▶ **What to do**
Take every line that has the string "times" and copy it out.

:::

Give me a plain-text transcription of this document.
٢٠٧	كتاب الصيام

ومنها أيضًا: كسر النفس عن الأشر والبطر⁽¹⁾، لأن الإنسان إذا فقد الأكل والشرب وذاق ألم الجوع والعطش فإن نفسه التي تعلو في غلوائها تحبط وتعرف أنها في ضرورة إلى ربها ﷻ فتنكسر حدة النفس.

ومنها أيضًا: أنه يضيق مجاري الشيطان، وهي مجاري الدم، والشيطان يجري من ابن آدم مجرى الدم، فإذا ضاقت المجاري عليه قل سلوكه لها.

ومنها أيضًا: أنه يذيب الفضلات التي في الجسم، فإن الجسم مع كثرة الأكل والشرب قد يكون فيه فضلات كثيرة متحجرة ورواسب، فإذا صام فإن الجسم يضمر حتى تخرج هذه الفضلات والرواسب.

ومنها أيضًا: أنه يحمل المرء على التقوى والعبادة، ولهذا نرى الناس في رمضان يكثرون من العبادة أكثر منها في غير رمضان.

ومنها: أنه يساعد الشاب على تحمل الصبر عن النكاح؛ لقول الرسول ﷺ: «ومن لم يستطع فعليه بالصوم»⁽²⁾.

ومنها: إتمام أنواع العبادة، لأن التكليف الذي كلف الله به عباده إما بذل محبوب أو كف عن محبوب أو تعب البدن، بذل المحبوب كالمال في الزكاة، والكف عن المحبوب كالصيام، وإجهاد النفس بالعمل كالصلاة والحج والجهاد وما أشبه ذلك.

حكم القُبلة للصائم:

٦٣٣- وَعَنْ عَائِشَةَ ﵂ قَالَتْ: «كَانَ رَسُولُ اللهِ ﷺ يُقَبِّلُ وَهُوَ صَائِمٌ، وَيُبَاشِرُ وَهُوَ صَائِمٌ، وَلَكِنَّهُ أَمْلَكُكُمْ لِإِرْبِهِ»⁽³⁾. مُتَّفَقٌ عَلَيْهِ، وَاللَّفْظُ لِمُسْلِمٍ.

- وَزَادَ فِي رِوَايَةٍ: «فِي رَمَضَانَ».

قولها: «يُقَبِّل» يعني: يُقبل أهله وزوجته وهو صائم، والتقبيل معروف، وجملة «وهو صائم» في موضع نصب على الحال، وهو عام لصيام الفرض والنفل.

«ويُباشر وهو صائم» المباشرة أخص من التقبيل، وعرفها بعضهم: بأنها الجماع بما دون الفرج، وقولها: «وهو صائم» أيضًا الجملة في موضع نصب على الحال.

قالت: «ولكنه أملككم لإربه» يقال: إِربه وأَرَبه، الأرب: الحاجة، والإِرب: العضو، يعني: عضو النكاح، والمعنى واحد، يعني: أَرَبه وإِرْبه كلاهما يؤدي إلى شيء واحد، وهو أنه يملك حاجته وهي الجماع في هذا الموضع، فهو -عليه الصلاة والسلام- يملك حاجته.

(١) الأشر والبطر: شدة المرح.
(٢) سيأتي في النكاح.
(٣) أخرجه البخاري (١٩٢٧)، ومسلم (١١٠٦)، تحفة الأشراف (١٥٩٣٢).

:::

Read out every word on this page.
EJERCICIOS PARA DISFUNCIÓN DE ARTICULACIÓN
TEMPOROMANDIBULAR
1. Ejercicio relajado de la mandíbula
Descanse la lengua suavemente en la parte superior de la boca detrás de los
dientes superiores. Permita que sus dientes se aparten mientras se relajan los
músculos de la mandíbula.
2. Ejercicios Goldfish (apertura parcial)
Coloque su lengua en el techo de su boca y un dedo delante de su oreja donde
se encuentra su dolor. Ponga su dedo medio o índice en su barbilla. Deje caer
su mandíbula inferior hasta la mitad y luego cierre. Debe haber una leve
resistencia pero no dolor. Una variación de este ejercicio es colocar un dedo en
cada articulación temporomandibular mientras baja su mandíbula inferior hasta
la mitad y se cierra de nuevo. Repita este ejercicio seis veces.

:::

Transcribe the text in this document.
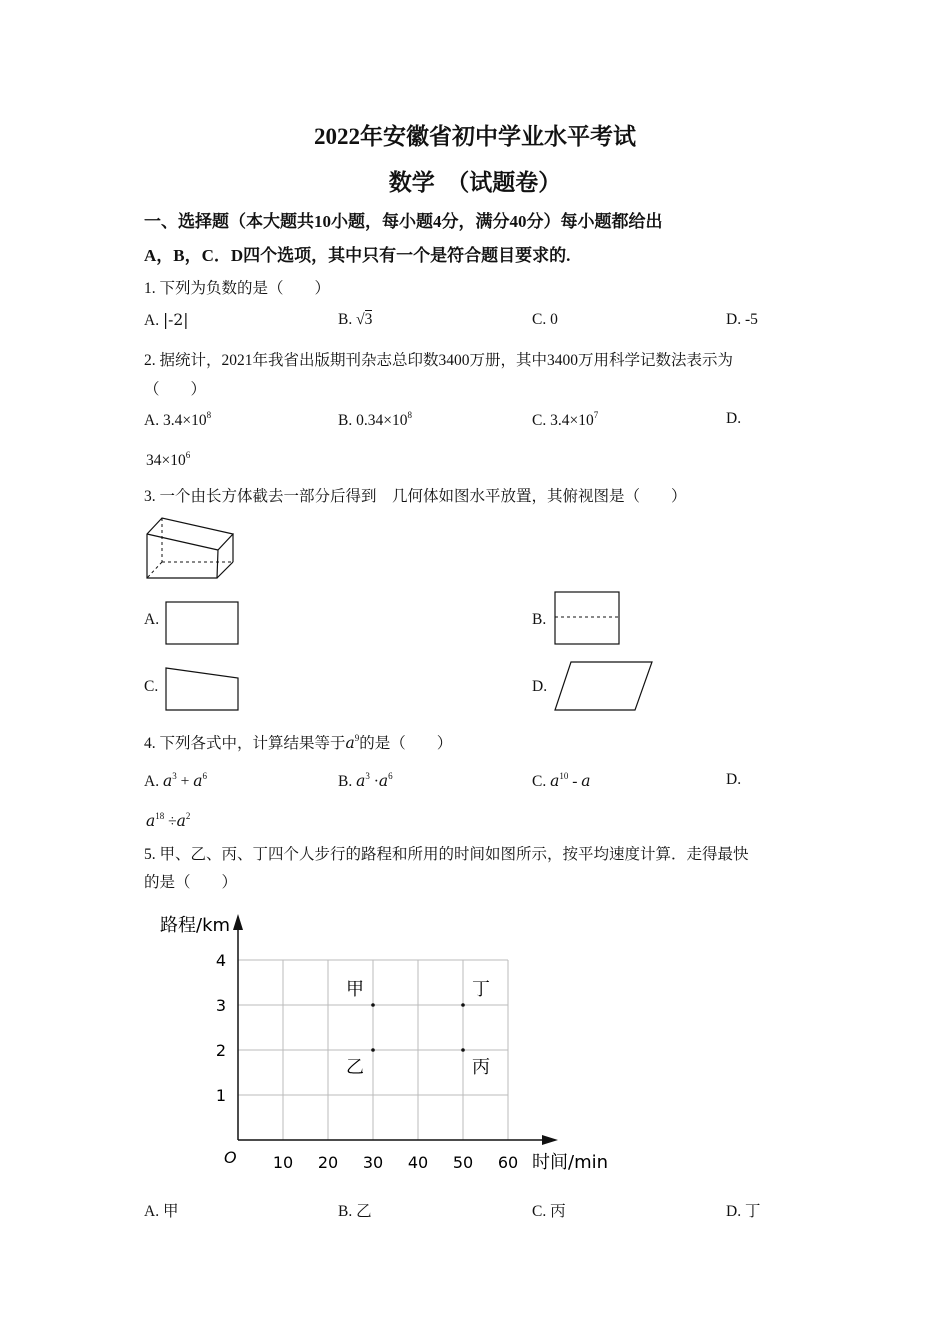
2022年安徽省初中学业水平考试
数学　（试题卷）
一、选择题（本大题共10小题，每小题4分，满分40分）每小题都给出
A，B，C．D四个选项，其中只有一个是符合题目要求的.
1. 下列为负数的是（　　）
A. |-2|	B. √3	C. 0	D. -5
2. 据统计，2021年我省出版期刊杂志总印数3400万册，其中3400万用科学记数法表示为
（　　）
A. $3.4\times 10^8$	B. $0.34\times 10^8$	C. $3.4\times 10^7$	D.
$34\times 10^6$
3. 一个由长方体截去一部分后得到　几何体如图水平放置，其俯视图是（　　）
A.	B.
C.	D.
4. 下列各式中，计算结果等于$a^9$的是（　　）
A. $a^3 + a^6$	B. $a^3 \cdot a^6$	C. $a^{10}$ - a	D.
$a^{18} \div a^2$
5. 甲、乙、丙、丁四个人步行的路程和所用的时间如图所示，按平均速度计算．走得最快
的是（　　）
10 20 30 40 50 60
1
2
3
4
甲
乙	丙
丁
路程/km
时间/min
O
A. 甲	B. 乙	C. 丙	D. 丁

:::

▶ **Result for this exercise**
A. $3.4\times 10^8$	B. $0.34\times 10^8$	C. $3.4\times 10^7$	D.
$34\times 10^6$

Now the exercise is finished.